== Problem to work on ==
Only the number is needed: how many lines of the records include "name"?

※

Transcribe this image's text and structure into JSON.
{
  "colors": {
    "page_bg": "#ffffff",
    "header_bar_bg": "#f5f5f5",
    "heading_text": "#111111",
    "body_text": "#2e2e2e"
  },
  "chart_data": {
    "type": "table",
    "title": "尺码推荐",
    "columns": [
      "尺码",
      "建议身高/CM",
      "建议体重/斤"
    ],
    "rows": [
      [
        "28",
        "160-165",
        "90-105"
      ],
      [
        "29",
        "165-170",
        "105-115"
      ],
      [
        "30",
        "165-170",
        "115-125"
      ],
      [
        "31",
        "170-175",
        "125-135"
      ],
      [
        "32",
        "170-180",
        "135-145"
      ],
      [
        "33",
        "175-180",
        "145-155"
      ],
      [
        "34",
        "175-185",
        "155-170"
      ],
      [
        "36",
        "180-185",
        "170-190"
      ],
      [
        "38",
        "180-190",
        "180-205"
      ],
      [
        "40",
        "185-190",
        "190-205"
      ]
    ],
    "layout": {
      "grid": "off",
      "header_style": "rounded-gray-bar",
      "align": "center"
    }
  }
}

※

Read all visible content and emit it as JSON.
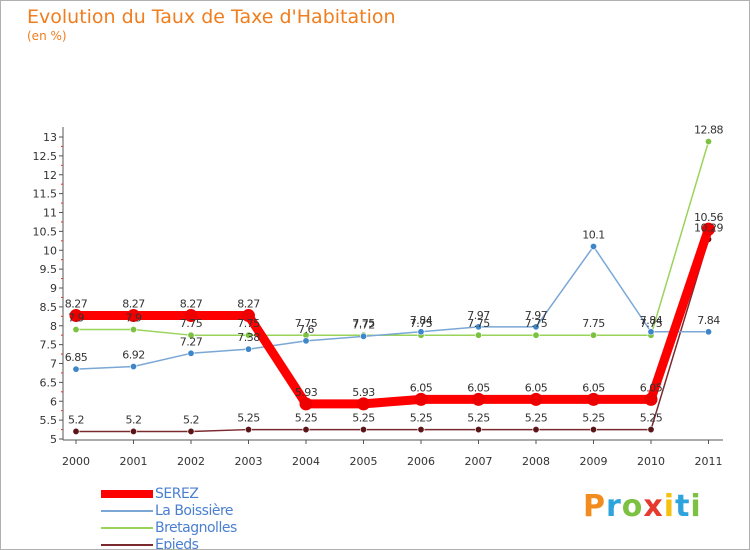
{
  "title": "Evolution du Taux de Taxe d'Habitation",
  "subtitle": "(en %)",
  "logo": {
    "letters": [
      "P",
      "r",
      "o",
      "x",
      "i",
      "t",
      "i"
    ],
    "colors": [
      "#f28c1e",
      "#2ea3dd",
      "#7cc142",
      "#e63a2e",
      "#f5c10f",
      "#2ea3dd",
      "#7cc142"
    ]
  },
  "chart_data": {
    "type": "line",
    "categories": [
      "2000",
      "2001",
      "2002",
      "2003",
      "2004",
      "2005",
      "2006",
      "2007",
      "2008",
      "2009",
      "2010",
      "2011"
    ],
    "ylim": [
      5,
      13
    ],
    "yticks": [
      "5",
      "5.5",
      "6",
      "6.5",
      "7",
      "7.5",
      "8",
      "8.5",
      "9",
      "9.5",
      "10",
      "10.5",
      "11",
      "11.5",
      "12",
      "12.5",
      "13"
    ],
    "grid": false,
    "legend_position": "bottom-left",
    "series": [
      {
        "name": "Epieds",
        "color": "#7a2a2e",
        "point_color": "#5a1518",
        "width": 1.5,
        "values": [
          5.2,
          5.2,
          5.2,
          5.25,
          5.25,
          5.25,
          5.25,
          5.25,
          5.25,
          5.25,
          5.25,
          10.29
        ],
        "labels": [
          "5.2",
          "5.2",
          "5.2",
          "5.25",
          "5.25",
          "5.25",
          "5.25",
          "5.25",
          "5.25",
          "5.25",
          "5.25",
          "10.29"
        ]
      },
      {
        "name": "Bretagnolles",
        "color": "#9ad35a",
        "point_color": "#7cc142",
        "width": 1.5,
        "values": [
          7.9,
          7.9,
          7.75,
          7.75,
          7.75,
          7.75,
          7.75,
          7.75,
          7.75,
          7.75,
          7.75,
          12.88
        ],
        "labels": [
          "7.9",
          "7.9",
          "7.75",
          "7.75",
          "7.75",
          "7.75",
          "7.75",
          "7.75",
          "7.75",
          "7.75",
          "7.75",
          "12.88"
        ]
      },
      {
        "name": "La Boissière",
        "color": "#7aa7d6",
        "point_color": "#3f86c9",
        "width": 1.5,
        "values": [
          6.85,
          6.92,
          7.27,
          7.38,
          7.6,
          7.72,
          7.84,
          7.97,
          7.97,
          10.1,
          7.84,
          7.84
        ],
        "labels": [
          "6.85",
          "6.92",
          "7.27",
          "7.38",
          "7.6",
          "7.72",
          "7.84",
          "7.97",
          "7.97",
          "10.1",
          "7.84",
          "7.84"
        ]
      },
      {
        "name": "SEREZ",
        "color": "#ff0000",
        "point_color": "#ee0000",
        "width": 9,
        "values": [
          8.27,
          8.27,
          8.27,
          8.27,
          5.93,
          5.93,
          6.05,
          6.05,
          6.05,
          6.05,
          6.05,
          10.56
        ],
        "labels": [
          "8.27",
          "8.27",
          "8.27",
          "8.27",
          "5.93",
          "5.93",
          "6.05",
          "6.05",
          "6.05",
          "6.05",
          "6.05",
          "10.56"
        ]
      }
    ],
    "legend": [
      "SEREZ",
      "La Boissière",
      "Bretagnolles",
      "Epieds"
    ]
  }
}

※

== Result ==
4